- Stated goal: Copy the material verbatim from its first line through the line that contains "- square-d3[interactable]: [159, 255, 207, 303]", including both of those lines.

- Dataset excerpts:
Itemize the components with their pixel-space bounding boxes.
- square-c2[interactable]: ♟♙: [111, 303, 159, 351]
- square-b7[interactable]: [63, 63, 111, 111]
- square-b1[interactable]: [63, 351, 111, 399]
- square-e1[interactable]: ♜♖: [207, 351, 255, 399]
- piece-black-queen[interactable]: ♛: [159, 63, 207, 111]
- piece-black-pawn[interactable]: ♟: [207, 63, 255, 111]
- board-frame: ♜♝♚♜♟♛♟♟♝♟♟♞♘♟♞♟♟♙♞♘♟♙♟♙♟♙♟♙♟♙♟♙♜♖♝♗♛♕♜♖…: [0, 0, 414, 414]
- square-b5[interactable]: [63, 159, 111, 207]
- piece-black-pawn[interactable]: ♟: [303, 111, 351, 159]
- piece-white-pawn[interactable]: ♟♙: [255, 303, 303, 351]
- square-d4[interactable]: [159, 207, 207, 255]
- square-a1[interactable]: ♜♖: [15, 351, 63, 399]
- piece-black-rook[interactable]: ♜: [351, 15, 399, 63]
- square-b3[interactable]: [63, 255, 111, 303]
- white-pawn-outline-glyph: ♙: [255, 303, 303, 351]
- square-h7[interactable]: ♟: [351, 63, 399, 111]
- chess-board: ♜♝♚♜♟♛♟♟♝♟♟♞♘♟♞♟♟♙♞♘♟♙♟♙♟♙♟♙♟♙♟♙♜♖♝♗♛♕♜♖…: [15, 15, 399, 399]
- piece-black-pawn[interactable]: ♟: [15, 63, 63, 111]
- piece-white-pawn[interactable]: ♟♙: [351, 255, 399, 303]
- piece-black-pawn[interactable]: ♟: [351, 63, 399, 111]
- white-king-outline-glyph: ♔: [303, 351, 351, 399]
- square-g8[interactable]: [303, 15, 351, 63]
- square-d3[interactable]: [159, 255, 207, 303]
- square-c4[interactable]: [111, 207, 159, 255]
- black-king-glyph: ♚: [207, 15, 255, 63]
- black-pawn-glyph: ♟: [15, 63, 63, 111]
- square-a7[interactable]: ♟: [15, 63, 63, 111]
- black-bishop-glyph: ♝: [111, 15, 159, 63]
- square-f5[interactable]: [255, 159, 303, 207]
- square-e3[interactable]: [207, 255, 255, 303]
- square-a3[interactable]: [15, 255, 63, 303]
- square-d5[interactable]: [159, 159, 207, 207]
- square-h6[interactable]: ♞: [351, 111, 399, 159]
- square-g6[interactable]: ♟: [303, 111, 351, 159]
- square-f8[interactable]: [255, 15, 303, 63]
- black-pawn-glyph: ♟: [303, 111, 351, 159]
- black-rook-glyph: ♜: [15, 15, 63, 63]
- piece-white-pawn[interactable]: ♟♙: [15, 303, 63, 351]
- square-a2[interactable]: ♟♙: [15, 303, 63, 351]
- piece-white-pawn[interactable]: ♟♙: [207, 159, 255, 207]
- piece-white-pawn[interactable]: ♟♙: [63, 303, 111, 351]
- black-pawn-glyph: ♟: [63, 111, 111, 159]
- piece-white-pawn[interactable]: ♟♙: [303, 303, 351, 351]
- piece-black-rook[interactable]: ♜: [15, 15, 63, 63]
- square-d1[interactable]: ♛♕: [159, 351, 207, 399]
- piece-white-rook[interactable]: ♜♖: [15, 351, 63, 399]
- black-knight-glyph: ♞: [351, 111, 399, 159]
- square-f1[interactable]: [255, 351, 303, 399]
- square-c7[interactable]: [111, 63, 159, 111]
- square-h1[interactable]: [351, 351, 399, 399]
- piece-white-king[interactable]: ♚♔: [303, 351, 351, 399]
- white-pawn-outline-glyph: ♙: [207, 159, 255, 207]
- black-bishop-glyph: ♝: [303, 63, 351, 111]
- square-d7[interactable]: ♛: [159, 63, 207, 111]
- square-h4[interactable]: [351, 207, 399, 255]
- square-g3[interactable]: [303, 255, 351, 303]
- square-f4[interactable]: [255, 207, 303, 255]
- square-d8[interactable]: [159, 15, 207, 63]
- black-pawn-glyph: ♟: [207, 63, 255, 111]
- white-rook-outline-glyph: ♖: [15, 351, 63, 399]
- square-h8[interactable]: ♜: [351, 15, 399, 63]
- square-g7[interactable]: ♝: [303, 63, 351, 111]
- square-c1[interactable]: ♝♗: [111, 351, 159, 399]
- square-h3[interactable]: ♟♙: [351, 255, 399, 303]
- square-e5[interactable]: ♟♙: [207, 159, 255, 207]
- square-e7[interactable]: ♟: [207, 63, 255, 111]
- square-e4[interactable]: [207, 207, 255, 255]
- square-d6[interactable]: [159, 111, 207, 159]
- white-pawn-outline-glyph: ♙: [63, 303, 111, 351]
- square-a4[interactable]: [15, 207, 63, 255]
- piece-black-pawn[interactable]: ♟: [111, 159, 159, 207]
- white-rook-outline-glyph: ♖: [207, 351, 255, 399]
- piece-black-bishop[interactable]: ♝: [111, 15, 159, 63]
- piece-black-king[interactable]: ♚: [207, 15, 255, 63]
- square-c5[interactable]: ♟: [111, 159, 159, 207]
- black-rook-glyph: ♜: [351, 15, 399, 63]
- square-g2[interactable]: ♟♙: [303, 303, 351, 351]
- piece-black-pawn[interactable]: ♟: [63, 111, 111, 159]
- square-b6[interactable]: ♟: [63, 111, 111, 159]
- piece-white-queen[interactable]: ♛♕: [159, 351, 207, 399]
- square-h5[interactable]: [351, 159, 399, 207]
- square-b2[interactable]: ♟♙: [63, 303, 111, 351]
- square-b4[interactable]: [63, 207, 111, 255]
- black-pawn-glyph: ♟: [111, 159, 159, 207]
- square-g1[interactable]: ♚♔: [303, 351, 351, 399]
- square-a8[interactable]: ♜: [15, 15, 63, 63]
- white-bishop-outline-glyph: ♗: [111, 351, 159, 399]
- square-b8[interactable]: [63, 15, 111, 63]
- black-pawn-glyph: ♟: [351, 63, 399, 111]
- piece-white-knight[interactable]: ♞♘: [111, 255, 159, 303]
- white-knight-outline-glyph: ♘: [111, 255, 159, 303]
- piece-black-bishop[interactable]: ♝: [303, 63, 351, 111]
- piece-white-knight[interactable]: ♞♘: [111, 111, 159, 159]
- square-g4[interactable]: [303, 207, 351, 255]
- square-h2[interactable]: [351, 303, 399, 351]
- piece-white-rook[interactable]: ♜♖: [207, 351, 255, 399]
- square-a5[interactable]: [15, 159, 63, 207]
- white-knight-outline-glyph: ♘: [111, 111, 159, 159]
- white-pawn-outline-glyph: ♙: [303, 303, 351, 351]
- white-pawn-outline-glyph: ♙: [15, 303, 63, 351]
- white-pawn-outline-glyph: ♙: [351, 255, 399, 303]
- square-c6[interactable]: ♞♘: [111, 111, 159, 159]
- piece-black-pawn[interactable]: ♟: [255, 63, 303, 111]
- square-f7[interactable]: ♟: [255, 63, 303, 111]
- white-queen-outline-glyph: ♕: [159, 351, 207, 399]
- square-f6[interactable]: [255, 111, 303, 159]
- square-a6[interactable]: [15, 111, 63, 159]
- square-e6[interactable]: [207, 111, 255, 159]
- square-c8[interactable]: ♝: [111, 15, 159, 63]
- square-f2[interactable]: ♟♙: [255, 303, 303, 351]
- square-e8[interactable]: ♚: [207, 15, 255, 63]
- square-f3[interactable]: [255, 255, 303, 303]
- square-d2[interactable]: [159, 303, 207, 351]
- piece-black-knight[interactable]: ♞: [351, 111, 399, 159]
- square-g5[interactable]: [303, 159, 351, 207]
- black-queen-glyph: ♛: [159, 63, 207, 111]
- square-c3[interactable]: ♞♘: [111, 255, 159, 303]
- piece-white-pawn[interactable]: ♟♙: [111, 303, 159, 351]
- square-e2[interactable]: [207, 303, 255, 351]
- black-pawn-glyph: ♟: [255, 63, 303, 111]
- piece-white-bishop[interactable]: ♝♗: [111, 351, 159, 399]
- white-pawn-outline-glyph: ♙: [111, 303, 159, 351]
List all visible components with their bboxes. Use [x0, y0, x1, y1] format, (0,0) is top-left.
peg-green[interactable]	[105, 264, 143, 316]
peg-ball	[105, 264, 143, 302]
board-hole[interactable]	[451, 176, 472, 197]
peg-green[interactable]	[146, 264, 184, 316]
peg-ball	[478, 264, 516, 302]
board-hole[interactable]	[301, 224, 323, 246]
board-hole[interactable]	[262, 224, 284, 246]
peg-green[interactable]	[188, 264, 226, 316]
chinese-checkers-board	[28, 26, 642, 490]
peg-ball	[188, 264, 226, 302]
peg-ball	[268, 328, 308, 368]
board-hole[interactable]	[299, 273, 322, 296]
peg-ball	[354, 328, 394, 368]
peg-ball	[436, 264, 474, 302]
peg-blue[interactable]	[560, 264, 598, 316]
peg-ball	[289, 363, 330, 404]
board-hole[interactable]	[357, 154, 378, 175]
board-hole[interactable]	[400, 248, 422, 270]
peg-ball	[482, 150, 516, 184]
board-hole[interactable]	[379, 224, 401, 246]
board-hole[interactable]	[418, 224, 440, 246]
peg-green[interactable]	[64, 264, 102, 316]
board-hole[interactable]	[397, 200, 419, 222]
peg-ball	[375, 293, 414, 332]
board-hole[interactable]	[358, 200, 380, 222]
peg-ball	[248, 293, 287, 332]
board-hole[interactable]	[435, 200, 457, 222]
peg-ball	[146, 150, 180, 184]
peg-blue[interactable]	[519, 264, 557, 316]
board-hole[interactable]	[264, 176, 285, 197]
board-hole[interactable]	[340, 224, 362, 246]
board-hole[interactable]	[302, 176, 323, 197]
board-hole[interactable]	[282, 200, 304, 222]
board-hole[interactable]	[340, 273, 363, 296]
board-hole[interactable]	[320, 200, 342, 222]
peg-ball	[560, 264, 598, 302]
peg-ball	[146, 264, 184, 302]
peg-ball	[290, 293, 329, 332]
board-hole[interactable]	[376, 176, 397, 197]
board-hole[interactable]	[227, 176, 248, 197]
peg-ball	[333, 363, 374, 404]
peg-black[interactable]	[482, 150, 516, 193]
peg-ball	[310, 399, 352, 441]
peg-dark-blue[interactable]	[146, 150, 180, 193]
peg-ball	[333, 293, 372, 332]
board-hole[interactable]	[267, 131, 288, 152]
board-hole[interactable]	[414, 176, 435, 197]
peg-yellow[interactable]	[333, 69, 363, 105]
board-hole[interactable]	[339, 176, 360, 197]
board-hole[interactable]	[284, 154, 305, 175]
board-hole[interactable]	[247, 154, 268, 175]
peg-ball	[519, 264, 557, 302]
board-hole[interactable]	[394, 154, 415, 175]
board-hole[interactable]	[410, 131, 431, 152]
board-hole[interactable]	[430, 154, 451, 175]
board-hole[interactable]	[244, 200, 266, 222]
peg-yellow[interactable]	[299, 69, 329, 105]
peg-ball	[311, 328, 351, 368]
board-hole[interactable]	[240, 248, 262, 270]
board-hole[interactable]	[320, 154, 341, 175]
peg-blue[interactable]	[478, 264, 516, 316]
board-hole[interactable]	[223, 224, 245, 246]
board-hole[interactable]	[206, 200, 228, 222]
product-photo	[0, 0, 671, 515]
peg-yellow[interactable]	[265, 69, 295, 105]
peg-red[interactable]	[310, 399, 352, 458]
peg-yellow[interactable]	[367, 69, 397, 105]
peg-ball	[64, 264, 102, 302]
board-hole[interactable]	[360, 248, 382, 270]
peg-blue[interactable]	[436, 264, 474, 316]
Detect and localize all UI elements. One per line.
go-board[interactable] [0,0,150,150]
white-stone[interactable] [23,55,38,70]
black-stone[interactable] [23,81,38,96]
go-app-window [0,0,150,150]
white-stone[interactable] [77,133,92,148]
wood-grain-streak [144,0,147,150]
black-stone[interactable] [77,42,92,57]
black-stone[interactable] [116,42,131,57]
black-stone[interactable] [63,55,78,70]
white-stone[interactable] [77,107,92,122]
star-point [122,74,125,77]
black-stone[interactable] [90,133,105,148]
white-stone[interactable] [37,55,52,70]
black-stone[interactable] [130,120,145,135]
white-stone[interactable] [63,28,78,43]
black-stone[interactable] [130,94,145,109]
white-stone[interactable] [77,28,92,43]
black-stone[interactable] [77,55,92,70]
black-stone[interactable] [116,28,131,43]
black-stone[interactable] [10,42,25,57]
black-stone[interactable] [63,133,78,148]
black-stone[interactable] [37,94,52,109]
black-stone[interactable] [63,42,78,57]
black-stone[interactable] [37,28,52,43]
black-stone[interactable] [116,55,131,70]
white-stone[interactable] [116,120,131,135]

- Complete answer:
Itemize the components with their pixel-space bounding boxes.
- square-c2[interactable]: ♟♙: [111, 303, 159, 351]
- square-b7[interactable]: [63, 63, 111, 111]
- square-b1[interactable]: [63, 351, 111, 399]
- square-e1[interactable]: ♜♖: [207, 351, 255, 399]
- piece-black-queen[interactable]: ♛: [159, 63, 207, 111]
- piece-black-pawn[interactable]: ♟: [207, 63, 255, 111]
- board-frame: ♜♝♚♜♟♛♟♟♝♟♟♞♘♟♞♟♟♙♞♘♟♙♟♙♟♙♟♙♟♙♟♙♜♖♝♗♛♕♜♖…: [0, 0, 414, 414]
- square-b5[interactable]: [63, 159, 111, 207]
- piece-black-pawn[interactable]: ♟: [303, 111, 351, 159]
- piece-white-pawn[interactable]: ♟♙: [255, 303, 303, 351]
- square-d4[interactable]: [159, 207, 207, 255]
- square-a1[interactable]: ♜♖: [15, 351, 63, 399]
- piece-black-rook[interactable]: ♜: [351, 15, 399, 63]
- square-b3[interactable]: [63, 255, 111, 303]
- white-pawn-outline-glyph: ♙: [255, 303, 303, 351]
- square-h7[interactable]: ♟: [351, 63, 399, 111]
- chess-board: ♜♝♚♜♟♛♟♟♝♟♟♞♘♟♞♟♟♙♞♘♟♙♟♙♟♙♟♙♟♙♟♙♜♖♝♗♛♕♜♖…: [15, 15, 399, 399]
- piece-black-pawn[interactable]: ♟: [15, 63, 63, 111]
- piece-white-pawn[interactable]: ♟♙: [351, 255, 399, 303]
- piece-black-pawn[interactable]: ♟: [351, 63, 399, 111]
- white-king-outline-glyph: ♔: [303, 351, 351, 399]
- square-g8[interactable]: [303, 15, 351, 63]
- square-d3[interactable]: [159, 255, 207, 303]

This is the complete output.